⟨
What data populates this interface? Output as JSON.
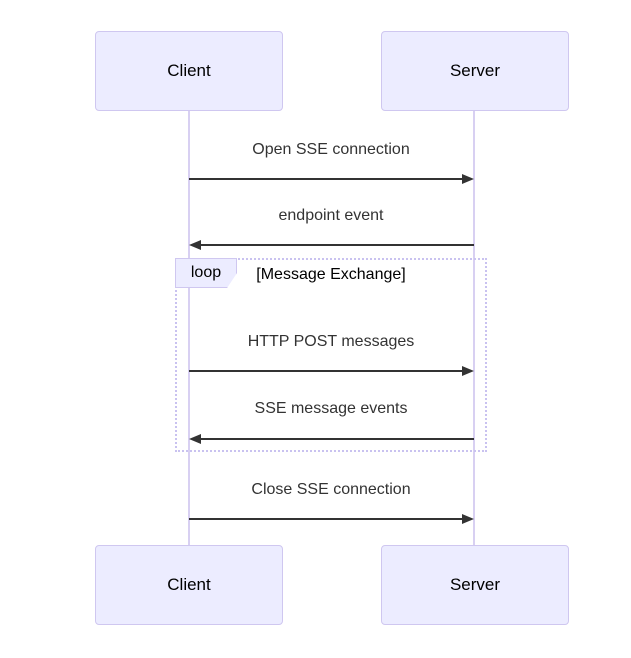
{
  "diagram": {
    "type": "sequence",
    "actors": [
      {
        "label": "Client"
      },
      {
        "label": "Server"
      }
    ],
    "messages": [
      {
        "text": "Open SSE connection",
        "from": "Client",
        "to": "Server",
        "direction": "right"
      },
      {
        "text": "endpoint event",
        "from": "Server",
        "to": "Client",
        "direction": "left"
      },
      {
        "text": "HTTP POST messages",
        "from": "Client",
        "to": "Server",
        "direction": "right",
        "in_loop": true
      },
      {
        "text": "SSE message events",
        "from": "Server",
        "to": "Client",
        "direction": "left",
        "in_loop": true
      },
      {
        "text": "Close SSE connection",
        "from": "Client",
        "to": "Server",
        "direction": "right"
      }
    ],
    "loop": {
      "label": "loop",
      "condition": "[Message Exchange]"
    },
    "colors": {
      "actor_fill": "#ECECFF",
      "actor_border": "#CFC7F0",
      "lifeline": "#D8D0F2",
      "loop_border": "#C9C2F0",
      "arrow": "#333333",
      "message_text": "#333333",
      "label_text": "#000000"
    }
  }
}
⟩
Copy the material exactly. Do not include the pictures.

CORRECT ANSWER:
What data populates this interface? Output as JSON.
{
  "diagram": {
    "type": "sequence",
    "actors": [
      {
        "label": "Client"
      },
      {
        "label": "Server"
      }
    ],
    "messages": [
      {
        "text": "Open SSE connection",
        "from": "Client",
        "to": "Server",
        "direction": "right"
      },
      {
        "text": "endpoint event",
        "from": "Server",
        "to": "Client",
        "direction": "left"
      },
      {
        "text": "HTTP POST messages",
        "from": "Client",
        "to": "Server",
        "direction": "right",
        "in_loop": true
      },
      {
        "text": "SSE message events",
        "from": "Server",
        "to": "Client",
        "direction": "left",
        "in_loop": true
      },
      {
        "text": "Close SSE connection",
        "from": "Client",
        "to": "Server",
        "direction": "right"
      }
    ],
    "loop": {
      "label": "loop",
      "condition": "[Message Exchange]"
    },
    "colors": {
      "actor_fill": "#ECECFF",
      "actor_border": "#CFC7F0",
      "lifeline": "#D8D0F2",
      "loop_border": "#C9C2F0",
      "arrow": "#333333",
      "message_text": "#333333",
      "label_text": "#000000"
    }
  }
}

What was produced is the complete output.